> WORK TO DO: Locate the word "name" in the entries below, then gather every line that holds it.

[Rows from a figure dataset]
• • •

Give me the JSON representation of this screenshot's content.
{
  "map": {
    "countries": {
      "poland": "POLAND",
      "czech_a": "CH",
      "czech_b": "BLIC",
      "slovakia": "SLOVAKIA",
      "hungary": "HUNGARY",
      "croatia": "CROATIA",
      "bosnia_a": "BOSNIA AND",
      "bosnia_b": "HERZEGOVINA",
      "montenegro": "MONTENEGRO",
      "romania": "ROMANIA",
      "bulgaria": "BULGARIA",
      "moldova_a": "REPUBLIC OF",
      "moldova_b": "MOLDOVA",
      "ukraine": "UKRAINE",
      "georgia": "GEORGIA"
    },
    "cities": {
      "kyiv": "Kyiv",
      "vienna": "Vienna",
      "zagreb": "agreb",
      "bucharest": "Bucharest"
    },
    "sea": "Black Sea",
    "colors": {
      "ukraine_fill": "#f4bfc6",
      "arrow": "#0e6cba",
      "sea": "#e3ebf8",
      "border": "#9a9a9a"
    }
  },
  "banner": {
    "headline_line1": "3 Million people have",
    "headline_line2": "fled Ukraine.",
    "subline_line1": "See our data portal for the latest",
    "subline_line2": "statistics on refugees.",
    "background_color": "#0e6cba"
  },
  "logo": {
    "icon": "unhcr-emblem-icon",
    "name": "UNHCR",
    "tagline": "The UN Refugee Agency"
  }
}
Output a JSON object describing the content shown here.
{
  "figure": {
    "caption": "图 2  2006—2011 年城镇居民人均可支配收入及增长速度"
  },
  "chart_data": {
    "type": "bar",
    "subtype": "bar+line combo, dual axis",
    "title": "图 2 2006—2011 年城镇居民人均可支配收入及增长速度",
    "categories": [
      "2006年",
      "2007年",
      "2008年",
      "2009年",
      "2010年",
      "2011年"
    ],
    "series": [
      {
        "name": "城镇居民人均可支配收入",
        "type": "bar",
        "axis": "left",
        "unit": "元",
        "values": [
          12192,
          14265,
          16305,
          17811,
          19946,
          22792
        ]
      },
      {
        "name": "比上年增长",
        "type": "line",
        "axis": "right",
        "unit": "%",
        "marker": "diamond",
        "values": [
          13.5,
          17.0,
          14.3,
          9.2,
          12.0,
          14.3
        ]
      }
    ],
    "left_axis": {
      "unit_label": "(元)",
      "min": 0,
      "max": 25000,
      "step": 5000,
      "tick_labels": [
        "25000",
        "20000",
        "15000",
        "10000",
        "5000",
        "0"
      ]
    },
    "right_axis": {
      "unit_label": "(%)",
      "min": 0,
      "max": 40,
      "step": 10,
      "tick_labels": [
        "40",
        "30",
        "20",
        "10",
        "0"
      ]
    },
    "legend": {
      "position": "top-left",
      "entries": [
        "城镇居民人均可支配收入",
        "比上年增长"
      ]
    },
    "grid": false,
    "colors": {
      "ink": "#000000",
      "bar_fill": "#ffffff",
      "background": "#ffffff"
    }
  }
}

• • •

> THE COMPLETED TASK:
    "name": "UNHCR",
        "name": "城镇居民人均可支配收入",
        "name": "比上年增长",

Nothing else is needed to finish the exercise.